Requirement
Transcribe all the records with complete accuracy.

#### Data rows ####

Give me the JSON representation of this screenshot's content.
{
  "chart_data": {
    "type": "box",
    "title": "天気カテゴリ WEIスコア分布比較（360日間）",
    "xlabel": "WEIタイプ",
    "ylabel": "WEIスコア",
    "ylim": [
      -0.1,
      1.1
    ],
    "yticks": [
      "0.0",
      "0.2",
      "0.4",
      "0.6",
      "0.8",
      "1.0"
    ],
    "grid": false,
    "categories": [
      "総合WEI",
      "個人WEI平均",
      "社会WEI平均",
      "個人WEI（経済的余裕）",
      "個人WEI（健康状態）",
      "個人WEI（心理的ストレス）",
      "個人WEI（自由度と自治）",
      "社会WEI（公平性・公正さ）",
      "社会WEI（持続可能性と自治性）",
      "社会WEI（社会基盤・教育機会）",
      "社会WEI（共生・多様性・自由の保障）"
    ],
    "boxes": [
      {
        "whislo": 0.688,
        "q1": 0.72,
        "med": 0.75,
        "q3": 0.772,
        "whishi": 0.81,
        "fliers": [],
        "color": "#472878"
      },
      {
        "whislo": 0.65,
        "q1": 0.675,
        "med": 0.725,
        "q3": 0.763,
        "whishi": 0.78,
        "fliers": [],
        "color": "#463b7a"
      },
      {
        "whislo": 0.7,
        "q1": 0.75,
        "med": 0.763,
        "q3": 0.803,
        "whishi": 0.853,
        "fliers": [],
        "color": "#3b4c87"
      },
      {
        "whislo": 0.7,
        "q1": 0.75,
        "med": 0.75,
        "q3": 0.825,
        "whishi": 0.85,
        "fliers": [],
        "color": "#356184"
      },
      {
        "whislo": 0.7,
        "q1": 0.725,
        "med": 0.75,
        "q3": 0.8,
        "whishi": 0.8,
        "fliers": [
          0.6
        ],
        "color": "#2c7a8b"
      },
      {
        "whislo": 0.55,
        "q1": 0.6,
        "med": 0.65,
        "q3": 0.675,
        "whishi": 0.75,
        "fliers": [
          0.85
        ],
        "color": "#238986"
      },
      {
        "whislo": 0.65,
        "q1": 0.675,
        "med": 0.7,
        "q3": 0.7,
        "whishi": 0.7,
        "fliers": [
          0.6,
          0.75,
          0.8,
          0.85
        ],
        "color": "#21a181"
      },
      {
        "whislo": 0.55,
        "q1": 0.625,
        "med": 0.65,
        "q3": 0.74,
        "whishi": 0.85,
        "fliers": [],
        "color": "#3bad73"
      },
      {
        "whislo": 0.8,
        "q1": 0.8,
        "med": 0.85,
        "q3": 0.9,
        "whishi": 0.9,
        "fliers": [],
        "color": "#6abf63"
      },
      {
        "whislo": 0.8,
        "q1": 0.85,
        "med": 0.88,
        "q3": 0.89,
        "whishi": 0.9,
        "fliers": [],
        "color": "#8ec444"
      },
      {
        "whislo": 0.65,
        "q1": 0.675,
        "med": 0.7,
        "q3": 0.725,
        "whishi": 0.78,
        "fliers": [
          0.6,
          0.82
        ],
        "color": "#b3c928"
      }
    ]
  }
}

####

Response to the exercise
Give me the JSON representation of this screenshot's content.
{
  "chart_data": {
    "type": "box",
    "title": "天気カテゴリ WEIスコア分布比較（360日間）",
    "xlabel": "WEIタイプ",
    "ylabel": "WEIスコア",
    "ylim": [
      -0.1,
      1.1
    ],
    "yticks": [
      "0.0",
      "0.2",
      "0.4",
      "0.6",
      "0.8",
      "1.0"
    ],
    "grid": false,
    "categories": [
      "総合WEI",
      "個人WEI平均",
      "社会WEI平均",
      "個人WEI（経済的余裕）",
      "個人WEI（健康状態）",
      "個人WEI（心理的ストレス）",
      "個人WEI（自由度と自治）",
      "社会WEI（公平性・公正さ）",
      "社会WEI（持続可能性と自治性）",
      "社会WEI（社会基盤・教育機会）",
      "社会WEI（共生・多様性・自由の保障）"
    ],
    "boxes": [
      {
        "whislo": 0.688,
        "q1": 0.72,
        "med": 0.75,
        "q3": 0.772,
        "whishi": 0.81,
        "fliers": [],
        "color": "#472878"
      },
      {
        "whislo": 0.65,
        "q1": 0.675,
        "med": 0.725,
        "q3": 0.763,
        "whishi": 0.78,
        "fliers": [],
        "color": "#463b7a"
      },
      {
        "whislo": 0.7,
        "q1": 0.75,
        "med": 0.763,
        "q3": 0.803,
        "whishi": 0.853,
        "fliers": [],
        "color": "#3b4c87"
      },
      {
        "whislo": 0.7,
        "q1": 0.75,
        "med": 0.75,
        "q3": 0.825,
        "whishi": 0.85,
        "fliers": [],
        "color": "#356184"
      },
      {
        "whislo": 0.7,
        "q1": 0.725,
        "med": 0.75,
        "q3": 0.8,
        "whishi": 0.8,
        "fliers": [
          0.6
        ],
        "color": "#2c7a8b"
      },
      {
        "whislo": 0.55,
        "q1": 0.6,
        "med": 0.65,
        "q3": 0.675,
        "whishi": 0.75,
        "fliers": [
          0.85
        ],
        "color": "#238986"
      },
      {
        "whislo": 0.65,
        "q1": 0.675,
        "med": 0.7,
        "q3": 0.7,
        "whishi": 0.7,
        "fliers": [
          0.6,
          0.75,
          0.8,
          0.85
        ],
        "color": "#21a181"
      },
      {
        "whislo": 0.55,
        "q1": 0.625,
        "med": 0.65,
        "q3": 0.74,
        "whishi": 0.85,
        "fliers": [],
        "color": "#3bad73"
      },
      {
        "whislo": 0.8,
        "q1": 0.8,
        "med": 0.85,
        "q3": 0.9,
        "whishi": 0.9,
        "fliers": [],
        "color": "#6abf63"
      },
      {
        "whislo": 0.8,
        "q1": 0.85,
        "med": 0.88,
        "q3": 0.89,
        "whishi": 0.9,
        "fliers": [],
        "color": "#8ec444"
      },
      {
        "whislo": 0.65,
        "q1": 0.675,
        "med": 0.7,
        "q3": 0.725,
        "whishi": 0.78,
        "fliers": [
          0.6,
          0.82
        ],
        "color": "#b3c928"
      }
    ]
  }
}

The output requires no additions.